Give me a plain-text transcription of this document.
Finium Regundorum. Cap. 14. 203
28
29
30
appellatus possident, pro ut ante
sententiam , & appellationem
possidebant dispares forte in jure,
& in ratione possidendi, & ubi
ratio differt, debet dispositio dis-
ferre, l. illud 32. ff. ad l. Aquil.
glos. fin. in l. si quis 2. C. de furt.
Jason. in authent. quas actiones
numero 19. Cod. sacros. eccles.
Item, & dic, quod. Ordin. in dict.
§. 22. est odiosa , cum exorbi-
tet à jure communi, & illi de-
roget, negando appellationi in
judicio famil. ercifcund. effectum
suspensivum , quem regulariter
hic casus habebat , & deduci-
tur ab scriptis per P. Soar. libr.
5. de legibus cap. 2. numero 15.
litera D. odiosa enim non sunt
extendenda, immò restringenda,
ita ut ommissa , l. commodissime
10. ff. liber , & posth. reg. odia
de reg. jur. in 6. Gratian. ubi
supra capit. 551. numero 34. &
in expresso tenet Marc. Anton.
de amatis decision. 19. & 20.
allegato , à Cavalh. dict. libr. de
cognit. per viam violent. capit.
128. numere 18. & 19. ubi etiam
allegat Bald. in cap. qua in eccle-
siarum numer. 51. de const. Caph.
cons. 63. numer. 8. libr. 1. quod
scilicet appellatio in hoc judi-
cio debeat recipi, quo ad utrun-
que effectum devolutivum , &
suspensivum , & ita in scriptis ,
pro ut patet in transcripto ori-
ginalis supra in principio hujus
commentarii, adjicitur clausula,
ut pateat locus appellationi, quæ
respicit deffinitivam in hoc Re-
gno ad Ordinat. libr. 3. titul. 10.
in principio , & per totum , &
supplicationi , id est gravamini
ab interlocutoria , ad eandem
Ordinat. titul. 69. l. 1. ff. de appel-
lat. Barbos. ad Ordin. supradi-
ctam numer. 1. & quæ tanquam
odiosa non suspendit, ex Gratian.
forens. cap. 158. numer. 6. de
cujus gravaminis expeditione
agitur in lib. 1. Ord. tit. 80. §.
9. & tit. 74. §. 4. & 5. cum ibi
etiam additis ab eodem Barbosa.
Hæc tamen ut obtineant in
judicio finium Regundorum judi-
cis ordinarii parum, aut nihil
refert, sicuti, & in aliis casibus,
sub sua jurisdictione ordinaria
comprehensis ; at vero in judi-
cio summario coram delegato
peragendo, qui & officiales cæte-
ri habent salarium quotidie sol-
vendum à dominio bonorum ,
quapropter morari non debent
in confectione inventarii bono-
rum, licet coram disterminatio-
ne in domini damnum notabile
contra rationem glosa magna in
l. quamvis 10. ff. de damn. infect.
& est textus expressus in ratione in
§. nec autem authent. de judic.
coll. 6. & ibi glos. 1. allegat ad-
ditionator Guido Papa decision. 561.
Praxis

-- -- --

▶ [Short exercise]:
Gather every line from the entries above where the word "judicio" appears, and copy them.

▶ [Full answer]:
judicio famil. ercifcund. effectum
judicio finium Regundorum judi-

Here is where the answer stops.